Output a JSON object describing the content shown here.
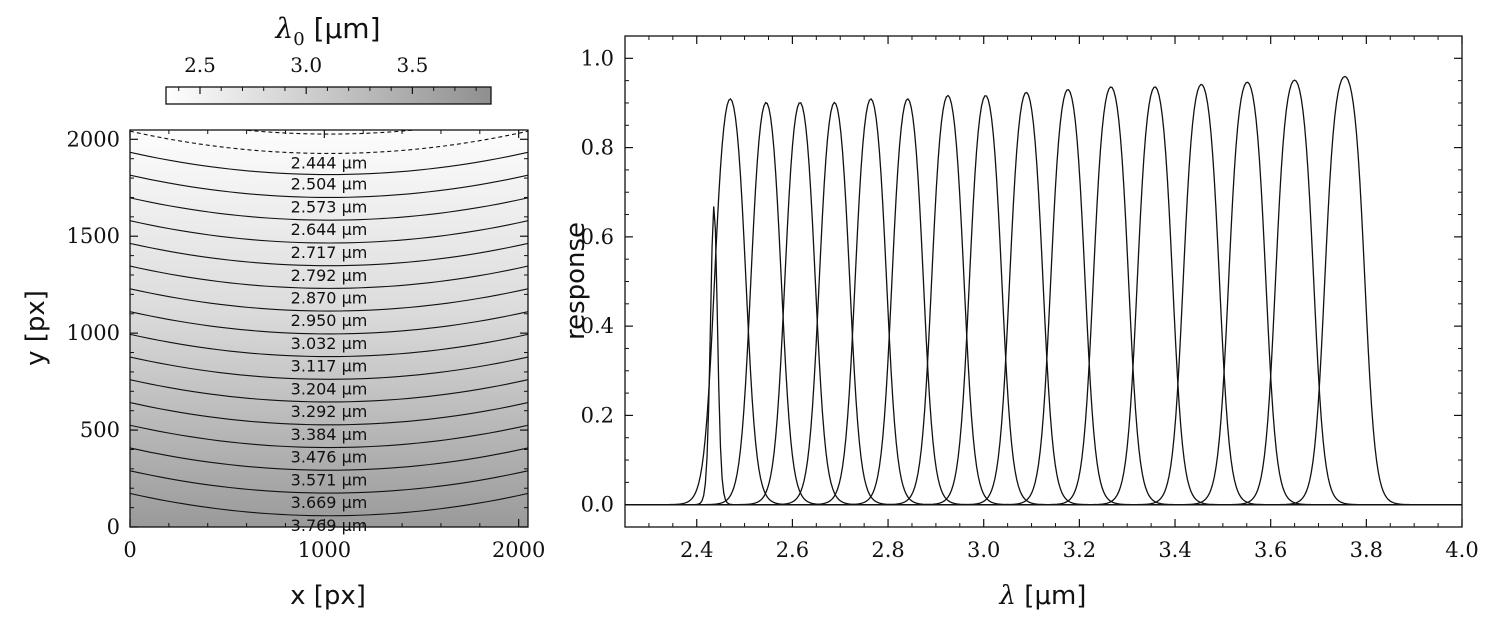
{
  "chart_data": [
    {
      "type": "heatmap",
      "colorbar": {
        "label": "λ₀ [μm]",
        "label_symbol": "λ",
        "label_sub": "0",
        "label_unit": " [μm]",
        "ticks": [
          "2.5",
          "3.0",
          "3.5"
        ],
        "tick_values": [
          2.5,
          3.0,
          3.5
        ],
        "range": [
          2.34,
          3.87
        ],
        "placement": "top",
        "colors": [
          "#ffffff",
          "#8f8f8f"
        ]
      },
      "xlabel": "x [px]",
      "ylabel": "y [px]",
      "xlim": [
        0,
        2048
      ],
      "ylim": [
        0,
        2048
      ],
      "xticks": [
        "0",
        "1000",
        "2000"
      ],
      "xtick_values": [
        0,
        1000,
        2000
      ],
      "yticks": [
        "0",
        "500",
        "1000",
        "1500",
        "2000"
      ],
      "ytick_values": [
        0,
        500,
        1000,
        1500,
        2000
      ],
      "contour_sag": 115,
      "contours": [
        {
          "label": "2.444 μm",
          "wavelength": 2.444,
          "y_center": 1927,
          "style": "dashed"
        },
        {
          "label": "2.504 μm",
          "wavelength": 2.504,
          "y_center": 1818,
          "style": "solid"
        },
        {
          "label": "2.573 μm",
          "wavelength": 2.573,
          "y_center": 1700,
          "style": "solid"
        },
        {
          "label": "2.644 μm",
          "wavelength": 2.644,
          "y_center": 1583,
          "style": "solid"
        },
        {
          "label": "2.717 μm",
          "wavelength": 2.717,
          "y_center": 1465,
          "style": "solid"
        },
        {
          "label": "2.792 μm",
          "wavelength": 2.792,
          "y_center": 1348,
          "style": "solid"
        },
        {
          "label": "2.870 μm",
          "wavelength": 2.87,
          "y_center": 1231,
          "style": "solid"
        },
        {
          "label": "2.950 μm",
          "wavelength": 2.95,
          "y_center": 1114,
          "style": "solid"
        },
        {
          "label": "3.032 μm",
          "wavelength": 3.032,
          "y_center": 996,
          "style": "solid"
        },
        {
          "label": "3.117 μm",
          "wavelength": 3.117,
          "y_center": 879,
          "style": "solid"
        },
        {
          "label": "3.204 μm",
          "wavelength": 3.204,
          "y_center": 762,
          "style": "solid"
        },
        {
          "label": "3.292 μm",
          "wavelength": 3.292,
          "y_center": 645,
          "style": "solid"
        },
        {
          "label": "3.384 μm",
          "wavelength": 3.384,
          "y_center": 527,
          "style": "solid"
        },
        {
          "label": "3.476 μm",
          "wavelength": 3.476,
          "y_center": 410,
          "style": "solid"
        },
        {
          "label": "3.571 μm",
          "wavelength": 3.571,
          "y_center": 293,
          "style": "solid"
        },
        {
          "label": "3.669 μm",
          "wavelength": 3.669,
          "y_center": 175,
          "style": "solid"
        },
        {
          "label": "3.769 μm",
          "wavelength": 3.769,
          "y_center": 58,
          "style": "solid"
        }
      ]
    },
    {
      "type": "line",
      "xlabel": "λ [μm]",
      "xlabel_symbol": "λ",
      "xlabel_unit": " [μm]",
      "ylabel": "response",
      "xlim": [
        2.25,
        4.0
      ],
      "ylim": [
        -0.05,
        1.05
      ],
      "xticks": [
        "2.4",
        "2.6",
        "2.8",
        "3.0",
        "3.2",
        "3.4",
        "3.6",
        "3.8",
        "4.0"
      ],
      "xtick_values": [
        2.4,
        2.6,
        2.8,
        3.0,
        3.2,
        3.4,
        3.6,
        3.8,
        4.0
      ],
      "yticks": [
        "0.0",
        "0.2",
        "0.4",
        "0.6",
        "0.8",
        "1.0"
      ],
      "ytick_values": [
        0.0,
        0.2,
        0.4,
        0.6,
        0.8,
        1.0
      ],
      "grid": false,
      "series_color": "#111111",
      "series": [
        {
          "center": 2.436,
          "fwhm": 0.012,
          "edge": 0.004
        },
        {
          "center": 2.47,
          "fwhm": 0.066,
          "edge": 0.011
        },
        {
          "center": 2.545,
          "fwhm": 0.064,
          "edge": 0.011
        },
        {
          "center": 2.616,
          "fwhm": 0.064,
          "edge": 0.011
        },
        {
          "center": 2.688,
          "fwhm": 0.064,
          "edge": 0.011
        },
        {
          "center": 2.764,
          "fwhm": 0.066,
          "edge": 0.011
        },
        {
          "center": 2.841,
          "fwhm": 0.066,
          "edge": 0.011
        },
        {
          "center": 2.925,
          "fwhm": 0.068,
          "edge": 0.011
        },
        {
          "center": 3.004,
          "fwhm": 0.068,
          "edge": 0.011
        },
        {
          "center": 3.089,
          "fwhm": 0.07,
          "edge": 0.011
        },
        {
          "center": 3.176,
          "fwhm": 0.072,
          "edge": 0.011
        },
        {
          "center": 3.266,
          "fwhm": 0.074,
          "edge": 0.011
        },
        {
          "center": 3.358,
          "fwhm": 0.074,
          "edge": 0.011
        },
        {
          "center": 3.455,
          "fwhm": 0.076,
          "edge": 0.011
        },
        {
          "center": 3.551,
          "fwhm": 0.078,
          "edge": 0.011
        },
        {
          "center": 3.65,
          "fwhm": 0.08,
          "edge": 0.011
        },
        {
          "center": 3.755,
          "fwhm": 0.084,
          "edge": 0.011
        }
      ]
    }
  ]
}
==
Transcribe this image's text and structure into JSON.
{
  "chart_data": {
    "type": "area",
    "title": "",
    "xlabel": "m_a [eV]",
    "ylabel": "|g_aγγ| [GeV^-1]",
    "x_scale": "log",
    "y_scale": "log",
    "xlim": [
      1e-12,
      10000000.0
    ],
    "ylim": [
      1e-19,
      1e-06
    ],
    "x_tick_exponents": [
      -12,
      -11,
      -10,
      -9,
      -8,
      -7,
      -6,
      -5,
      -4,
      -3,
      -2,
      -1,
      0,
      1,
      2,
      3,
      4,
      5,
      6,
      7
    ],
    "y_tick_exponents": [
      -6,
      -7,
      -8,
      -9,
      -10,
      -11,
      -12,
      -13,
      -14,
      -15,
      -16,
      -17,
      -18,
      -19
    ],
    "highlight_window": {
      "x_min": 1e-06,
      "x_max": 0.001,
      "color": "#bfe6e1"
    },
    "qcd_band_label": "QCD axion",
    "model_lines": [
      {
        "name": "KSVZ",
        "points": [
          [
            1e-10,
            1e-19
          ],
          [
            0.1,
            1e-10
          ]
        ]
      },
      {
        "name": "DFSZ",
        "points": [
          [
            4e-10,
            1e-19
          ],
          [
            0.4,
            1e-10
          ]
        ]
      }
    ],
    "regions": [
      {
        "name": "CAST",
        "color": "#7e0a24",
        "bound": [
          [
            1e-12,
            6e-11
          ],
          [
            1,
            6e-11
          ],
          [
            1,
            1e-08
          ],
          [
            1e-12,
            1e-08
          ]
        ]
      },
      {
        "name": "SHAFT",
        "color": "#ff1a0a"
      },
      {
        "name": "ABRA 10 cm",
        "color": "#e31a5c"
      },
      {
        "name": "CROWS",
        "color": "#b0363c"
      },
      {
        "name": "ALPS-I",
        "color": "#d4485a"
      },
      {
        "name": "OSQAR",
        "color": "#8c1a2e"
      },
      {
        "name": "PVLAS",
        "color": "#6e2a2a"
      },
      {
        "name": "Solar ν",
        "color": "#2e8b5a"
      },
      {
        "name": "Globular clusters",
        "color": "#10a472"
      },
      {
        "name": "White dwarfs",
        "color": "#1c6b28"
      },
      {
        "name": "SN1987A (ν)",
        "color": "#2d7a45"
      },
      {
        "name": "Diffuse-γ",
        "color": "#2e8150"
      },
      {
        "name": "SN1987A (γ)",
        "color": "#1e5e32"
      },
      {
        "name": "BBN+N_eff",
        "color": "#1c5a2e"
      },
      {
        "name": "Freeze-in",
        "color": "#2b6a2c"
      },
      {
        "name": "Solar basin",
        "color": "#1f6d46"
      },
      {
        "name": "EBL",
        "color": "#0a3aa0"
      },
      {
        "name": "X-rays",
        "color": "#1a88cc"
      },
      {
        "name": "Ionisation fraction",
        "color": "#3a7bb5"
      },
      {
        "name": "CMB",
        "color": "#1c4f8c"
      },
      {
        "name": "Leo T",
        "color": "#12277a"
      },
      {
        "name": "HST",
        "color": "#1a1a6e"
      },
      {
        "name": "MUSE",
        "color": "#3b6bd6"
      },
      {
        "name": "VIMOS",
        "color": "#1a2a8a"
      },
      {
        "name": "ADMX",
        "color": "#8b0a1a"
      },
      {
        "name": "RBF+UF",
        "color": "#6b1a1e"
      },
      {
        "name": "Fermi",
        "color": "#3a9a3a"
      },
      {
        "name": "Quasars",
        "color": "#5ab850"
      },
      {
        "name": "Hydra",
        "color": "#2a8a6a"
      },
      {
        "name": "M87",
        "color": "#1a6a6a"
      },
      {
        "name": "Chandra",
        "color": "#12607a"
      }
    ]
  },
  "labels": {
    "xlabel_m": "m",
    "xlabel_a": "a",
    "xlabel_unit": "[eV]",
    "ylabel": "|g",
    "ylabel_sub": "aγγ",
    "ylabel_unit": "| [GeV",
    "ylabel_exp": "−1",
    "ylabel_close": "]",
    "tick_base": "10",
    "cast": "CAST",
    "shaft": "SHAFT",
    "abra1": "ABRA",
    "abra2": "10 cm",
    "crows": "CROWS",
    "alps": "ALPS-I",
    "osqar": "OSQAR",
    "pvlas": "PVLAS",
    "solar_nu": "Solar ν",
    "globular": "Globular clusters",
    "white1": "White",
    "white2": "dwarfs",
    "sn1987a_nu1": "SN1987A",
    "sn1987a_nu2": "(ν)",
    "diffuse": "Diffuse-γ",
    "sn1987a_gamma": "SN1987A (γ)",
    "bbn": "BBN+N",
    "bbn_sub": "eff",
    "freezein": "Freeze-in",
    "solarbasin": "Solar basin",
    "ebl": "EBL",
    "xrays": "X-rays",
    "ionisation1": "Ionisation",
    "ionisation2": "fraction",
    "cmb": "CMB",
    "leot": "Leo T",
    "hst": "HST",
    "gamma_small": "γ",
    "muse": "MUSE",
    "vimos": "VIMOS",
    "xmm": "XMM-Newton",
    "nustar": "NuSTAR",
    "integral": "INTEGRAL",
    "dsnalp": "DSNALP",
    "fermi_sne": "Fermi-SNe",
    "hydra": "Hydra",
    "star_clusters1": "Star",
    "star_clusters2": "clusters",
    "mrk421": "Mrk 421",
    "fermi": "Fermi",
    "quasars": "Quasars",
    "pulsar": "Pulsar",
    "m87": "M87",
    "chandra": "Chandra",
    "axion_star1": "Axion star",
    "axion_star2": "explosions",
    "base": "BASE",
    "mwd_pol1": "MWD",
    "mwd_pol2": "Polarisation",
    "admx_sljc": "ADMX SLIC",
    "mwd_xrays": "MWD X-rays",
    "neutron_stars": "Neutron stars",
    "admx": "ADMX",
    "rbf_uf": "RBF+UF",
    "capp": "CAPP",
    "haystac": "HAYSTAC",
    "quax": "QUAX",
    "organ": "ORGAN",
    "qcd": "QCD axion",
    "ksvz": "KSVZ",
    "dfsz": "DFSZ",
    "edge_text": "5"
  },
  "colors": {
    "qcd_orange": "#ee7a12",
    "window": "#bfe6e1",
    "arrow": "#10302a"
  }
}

_Task goal_:
Copy each line of the data that contains the word "rays".

_Final result_:
        "name": "X-rays",
    "xrays": "X-rays",
    "mwd_xrays": "MWD X-rays",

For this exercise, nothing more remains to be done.